> EXERCISE INPUTS:

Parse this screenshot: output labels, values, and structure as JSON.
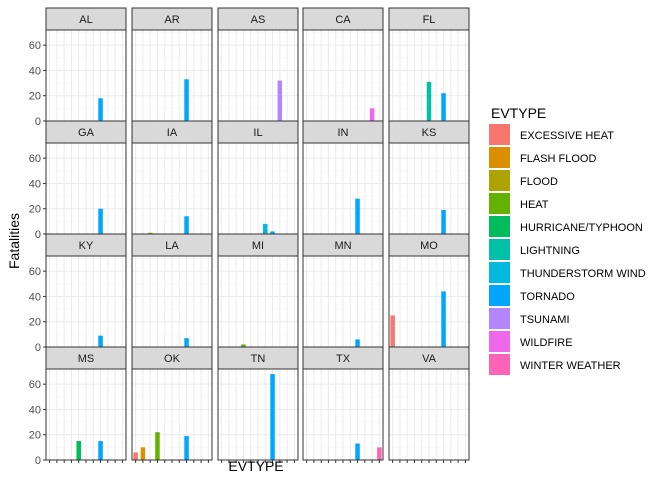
{
  "chart_data": {
    "type": "bar",
    "facet_by": "state",
    "facet_layout": {
      "columns": 5,
      "rows": 4
    },
    "xlabel": "EVTYPE",
    "ylabel": "Fatalities",
    "ylim": [
      0,
      72
    ],
    "yticks": [
      0,
      20,
      40,
      60
    ],
    "x_tick_labels_shown": false,
    "categories": [
      "EXCESSIVE HEAT",
      "FLASH FLOOD",
      "FLOOD",
      "HEAT",
      "HURRICANE/TYPHOON",
      "LIGHTNING",
      "THUNDERSTORM WIND",
      "TORNADO",
      "TSUNAMI",
      "WILDFIRE",
      "WINTER WEATHER"
    ],
    "legend": {
      "title": "EVTYPE",
      "placement": "right",
      "entries": [
        {
          "label": "EXCESSIVE HEAT",
          "color": "#F8766D"
        },
        {
          "label": "FLASH FLOOD",
          "color": "#DB8E00"
        },
        {
          "label": "FLOOD",
          "color": "#AEA200"
        },
        {
          "label": "HEAT",
          "color": "#64B200"
        },
        {
          "label": "HURRICANE/TYPHOON",
          "color": "#00BD5C"
        },
        {
          "label": "LIGHTNING",
          "color": "#00C1A7"
        },
        {
          "label": "THUNDERSTORM WIND",
          "color": "#00BADE"
        },
        {
          "label": "TORNADO",
          "color": "#00A6FF"
        },
        {
          "label": "TSUNAMI",
          "color": "#B385FF"
        },
        {
          "label": "WILDFIRE",
          "color": "#EF67EB"
        },
        {
          "label": "WINTER WEATHER",
          "color": "#FF63B6"
        }
      ]
    },
    "panels": [
      {
        "state": "AL",
        "values": {
          "TORNADO": 18
        }
      },
      {
        "state": "AR",
        "values": {
          "TORNADO": 33
        }
      },
      {
        "state": "AS",
        "values": {
          "TSUNAMI": 32
        }
      },
      {
        "state": "CA",
        "values": {
          "WILDFIRE": 10
        }
      },
      {
        "state": "FL",
        "values": {
          "LIGHTNING": 31,
          "TORNADO": 22
        }
      },
      {
        "state": "GA",
        "values": {
          "TORNADO": 20
        }
      },
      {
        "state": "IA",
        "values": {
          "FLOOD": 1,
          "TORNADO": 14
        }
      },
      {
        "state": "IL",
        "values": {
          "THUNDERSTORM WIND": 8,
          "TORNADO": 2
        }
      },
      {
        "state": "IN",
        "values": {
          "TORNADO": 28
        }
      },
      {
        "state": "KS",
        "values": {
          "TORNADO": 19
        }
      },
      {
        "state": "KY",
        "values": {
          "TORNADO": 9
        }
      },
      {
        "state": "LA",
        "values": {
          "TORNADO": 7
        }
      },
      {
        "state": "MI",
        "values": {
          "HEAT": 2
        }
      },
      {
        "state": "MN",
        "values": {
          "TORNADO": 6
        }
      },
      {
        "state": "MO",
        "values": {
          "EXCESSIVE HEAT": 25,
          "TORNADO": 44
        }
      },
      {
        "state": "MS",
        "values": {
          "HURRICANE/TYPHOON": 15,
          "TORNADO": 15
        }
      },
      {
        "state": "OK",
        "values": {
          "EXCESSIVE HEAT": 6,
          "FLASH FLOOD": 10,
          "HEAT": 22,
          "TORNADO": 19
        }
      },
      {
        "state": "TN",
        "values": {
          "TORNADO": 68
        }
      },
      {
        "state": "TX",
        "values": {
          "TORNADO": 13,
          "WINTER WEATHER": 10
        }
      },
      {
        "state": "VA",
        "values": {}
      }
    ]
  }
}
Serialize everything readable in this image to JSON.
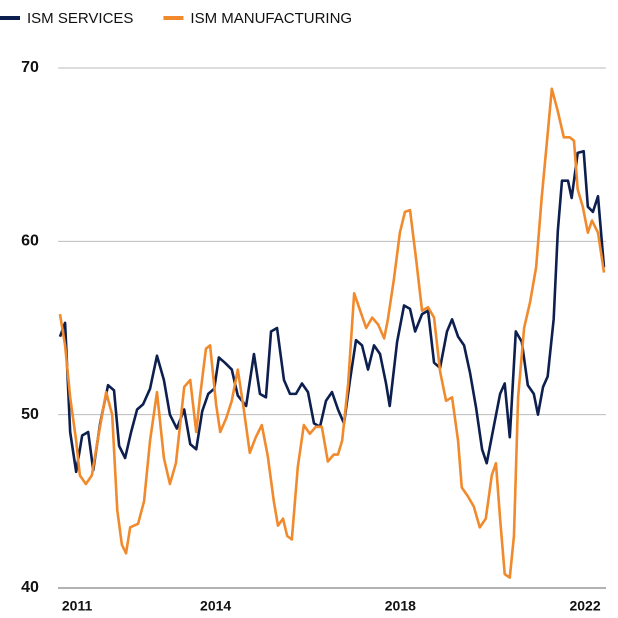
{
  "chart_data": {
    "type": "line",
    "xlim": [
      2010.63,
      2022.41
    ],
    "xticks": [
      2011,
      2014,
      2018,
      2022
    ],
    "ylim": [
      40,
      70
    ],
    "yticks": [
      40,
      50,
      60,
      70
    ],
    "grid": true,
    "legend": "top",
    "series": [
      {
        "name": "ISM SERVICES",
        "color": "#0d1f4f",
        "x": [
          2010.63,
          2010.74,
          2010.85,
          2010.98,
          2011.11,
          2011.24,
          2011.35,
          2011.5,
          2011.67,
          2011.8,
          2011.91,
          2012.04,
          2012.17,
          2012.3,
          2012.43,
          2012.58,
          2012.73,
          2012.88,
          2013.01,
          2013.16,
          2013.32,
          2013.45,
          2013.58,
          2013.71,
          2013.84,
          2013.97,
          2014.07,
          2014.2,
          2014.35,
          2014.48,
          2014.66,
          2014.83,
          2014.96,
          2015.09,
          2015.2,
          2015.33,
          2015.48,
          2015.61,
          2015.74,
          2015.87,
          2016.0,
          2016.13,
          2016.26,
          2016.39,
          2016.52,
          2016.65,
          2016.78,
          2016.91,
          2017.04,
          2017.17,
          2017.3,
          2017.43,
          2017.56,
          2017.69,
          2017.77,
          2017.93,
          2018.08,
          2018.21,
          2018.32,
          2018.47,
          2018.6,
          2018.73,
          2018.86,
          2019.01,
          2019.12,
          2019.25,
          2019.38,
          2019.51,
          2019.64,
          2019.77,
          2019.87,
          2020.0,
          2020.16,
          2020.26,
          2020.37,
          2020.5,
          2020.63,
          2020.76,
          2020.89,
          2020.98,
          2021.09,
          2021.19,
          2021.32,
          2021.41,
          2021.5,
          2021.63,
          2021.71,
          2021.84,
          2021.97,
          2022.06,
          2022.17,
          2022.28,
          2022.41
        ],
        "values": [
          54.5,
          55.3,
          49,
          46.7,
          48.8,
          49,
          46.8,
          49.5,
          51.7,
          51.4,
          48.2,
          47.5,
          49,
          50.3,
          50.6,
          51.5,
          53.4,
          52,
          50,
          49.2,
          50.3,
          48.3,
          48,
          50.2,
          51.2,
          51.5,
          53.3,
          53,
          52.6,
          51.1,
          50.5,
          53.5,
          51.2,
          51,
          54.8,
          55,
          52,
          51.2,
          51.2,
          51.8,
          51.3,
          49.5,
          49.3,
          50.8,
          51.3,
          50.3,
          49.5,
          52,
          54.3,
          54,
          52.6,
          54,
          53.5,
          51.8,
          50.5,
          54.2,
          56.3,
          56.1,
          54.8,
          55.8,
          56,
          53,
          52.7,
          54.8,
          55.5,
          54.5,
          54,
          52.4,
          50.4,
          48,
          47.2,
          49,
          51.2,
          51.8,
          48.7,
          54.8,
          54.2,
          51.7,
          51.2,
          50,
          51.6,
          52.2,
          55.5,
          60.6,
          63.5,
          63.5,
          62.5,
          65.1,
          65.2,
          62,
          61.7,
          62.6,
          58.5
        ]
      },
      {
        "name": "ISM MANUFACTURING",
        "color": "#f08a2c",
        "x": [
          2010.63,
          2010.74,
          2010.85,
          2010.98,
          2011.06,
          2011.19,
          2011.32,
          2011.45,
          2011.63,
          2011.76,
          2011.87,
          2011.97,
          2012.06,
          2012.15,
          2012.32,
          2012.45,
          2012.58,
          2012.73,
          2012.88,
          2013.01,
          2013.14,
          2013.32,
          2013.45,
          2013.58,
          2013.66,
          2013.79,
          2013.88,
          2014.01,
          2014.1,
          2014.23,
          2014.35,
          2014.48,
          2014.61,
          2014.74,
          2014.87,
          2015.0,
          2015.13,
          2015.26,
          2015.35,
          2015.46,
          2015.55,
          2015.65,
          2015.78,
          2015.91,
          2016.04,
          2016.17,
          2016.3,
          2016.43,
          2016.56,
          2016.65,
          2016.74,
          2016.87,
          2017.0,
          2017.13,
          2017.26,
          2017.39,
          2017.52,
          2017.65,
          2017.73,
          2017.86,
          2017.99,
          2018.1,
          2018.21,
          2018.34,
          2018.47,
          2018.6,
          2018.73,
          2018.86,
          2018.99,
          2019.12,
          2019.25,
          2019.33,
          2019.46,
          2019.59,
          2019.72,
          2019.85,
          2019.98,
          2020.07,
          2020.16,
          2020.26,
          2020.37,
          2020.46,
          2020.55,
          2020.68,
          2020.81,
          2020.94,
          2021.06,
          2021.19,
          2021.28,
          2021.41,
          2021.54,
          2021.67,
          2021.76,
          2021.84,
          2021.95,
          2022.06,
          2022.15,
          2022.28,
          2022.41
        ],
        "values": [
          55.8,
          54,
          51,
          48.5,
          46.5,
          46,
          46.5,
          48.6,
          51.3,
          50,
          44.5,
          42.5,
          42,
          43.5,
          43.7,
          45,
          48.5,
          51.3,
          47.5,
          46,
          47.2,
          51.6,
          52,
          49,
          51,
          53.8,
          54,
          50.6,
          49,
          49.8,
          50.8,
          52.6,
          50.3,
          47.8,
          48.7,
          49.4,
          47.6,
          45,
          43.6,
          44,
          43,
          42.8,
          47,
          49.4,
          48.9,
          49.3,
          49.3,
          47.3,
          47.7,
          47.7,
          48.5,
          51.8,
          57,
          56,
          55,
          55.6,
          55.2,
          54.4,
          55.5,
          57.8,
          60.5,
          61.7,
          61.8,
          59,
          56,
          56.2,
          55.6,
          52.5,
          50.8,
          51,
          48.5,
          45.8,
          45.3,
          44.7,
          43.5,
          44,
          46.5,
          47.2,
          44,
          40.8,
          40.6,
          43,
          51,
          55,
          56.5,
          58.5,
          62.5,
          66.2,
          68.8,
          67.5,
          66,
          66,
          65.8,
          63,
          62,
          60.5,
          61.2,
          60.5,
          58.2
        ]
      }
    ]
  }
}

> TO DO:
Look for lines containing the string "JSON" and copy them all.

> THE COMPLETED TASK:
Parse this screenshot: output labels, values, and structure as JSON.
Serialize everything readable in this image to JSON.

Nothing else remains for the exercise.